>> begin
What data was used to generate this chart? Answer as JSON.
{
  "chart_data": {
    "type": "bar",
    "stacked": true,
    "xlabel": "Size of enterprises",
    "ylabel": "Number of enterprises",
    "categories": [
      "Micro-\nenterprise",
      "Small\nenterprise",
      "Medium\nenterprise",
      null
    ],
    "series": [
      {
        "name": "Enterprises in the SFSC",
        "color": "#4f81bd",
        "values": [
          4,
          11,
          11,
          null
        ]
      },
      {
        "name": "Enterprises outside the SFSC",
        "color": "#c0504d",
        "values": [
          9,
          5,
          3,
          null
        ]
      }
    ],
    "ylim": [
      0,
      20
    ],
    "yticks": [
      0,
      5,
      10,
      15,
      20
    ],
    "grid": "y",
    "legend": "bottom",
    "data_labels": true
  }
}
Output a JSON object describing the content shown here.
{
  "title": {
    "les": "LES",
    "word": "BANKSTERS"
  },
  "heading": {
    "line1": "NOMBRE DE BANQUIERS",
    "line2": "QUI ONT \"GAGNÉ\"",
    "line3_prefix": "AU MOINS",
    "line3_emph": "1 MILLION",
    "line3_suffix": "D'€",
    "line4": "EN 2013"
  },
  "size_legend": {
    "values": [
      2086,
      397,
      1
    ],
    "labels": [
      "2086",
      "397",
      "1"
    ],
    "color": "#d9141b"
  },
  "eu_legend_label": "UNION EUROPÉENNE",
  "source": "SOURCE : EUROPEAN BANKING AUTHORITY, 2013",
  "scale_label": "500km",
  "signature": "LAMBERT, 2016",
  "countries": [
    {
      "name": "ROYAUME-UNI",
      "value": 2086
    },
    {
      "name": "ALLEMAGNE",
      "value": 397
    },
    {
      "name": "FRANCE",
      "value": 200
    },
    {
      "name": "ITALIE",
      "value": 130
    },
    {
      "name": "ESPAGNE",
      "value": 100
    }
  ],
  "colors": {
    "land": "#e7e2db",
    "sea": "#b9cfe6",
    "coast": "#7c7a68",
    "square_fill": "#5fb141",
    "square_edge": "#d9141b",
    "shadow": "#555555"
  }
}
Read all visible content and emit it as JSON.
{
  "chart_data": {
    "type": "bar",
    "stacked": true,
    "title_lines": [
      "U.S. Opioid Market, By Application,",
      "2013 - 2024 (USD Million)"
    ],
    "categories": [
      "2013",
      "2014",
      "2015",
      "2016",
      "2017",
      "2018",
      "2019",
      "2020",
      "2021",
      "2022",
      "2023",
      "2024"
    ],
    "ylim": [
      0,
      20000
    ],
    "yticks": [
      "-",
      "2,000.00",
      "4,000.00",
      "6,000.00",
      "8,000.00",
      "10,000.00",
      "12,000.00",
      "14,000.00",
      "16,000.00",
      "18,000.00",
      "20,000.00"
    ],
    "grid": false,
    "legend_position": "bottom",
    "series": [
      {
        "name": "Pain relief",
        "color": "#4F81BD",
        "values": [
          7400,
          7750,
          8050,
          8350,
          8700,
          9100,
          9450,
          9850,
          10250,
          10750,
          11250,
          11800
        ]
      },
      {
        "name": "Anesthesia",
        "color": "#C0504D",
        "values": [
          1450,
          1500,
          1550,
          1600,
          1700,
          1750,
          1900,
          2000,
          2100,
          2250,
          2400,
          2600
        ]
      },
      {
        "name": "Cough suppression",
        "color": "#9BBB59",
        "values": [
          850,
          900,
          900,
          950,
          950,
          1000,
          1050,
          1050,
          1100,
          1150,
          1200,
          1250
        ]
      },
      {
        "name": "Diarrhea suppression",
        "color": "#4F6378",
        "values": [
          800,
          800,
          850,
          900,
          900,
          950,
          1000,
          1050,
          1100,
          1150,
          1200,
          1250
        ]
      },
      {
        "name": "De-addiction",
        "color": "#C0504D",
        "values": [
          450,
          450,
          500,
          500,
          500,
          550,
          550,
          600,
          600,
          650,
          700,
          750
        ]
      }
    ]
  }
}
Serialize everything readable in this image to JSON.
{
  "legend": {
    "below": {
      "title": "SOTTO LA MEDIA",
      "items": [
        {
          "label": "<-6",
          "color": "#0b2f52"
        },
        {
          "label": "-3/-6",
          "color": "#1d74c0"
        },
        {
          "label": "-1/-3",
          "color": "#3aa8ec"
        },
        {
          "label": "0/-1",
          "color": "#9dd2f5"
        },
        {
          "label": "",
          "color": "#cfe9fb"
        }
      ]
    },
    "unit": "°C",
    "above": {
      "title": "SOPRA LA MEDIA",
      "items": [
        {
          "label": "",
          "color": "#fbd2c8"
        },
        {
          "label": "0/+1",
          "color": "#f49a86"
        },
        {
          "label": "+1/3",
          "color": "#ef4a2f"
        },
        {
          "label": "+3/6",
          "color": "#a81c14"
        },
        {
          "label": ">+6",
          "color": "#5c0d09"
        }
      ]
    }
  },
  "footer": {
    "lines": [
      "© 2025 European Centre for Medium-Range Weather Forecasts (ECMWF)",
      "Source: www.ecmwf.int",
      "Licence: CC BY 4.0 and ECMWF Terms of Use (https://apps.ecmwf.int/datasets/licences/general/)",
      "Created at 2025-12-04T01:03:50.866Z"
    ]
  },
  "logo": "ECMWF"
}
>> end
> **EXERCISE REQUIREMENTS**
Copy out each line of the records where the string "this" appears.

> **SOLUTION TO THE PROBLEM**
What data was used to generate this chart? Answer as JSON.
Serialize everything readable in this image to JSON.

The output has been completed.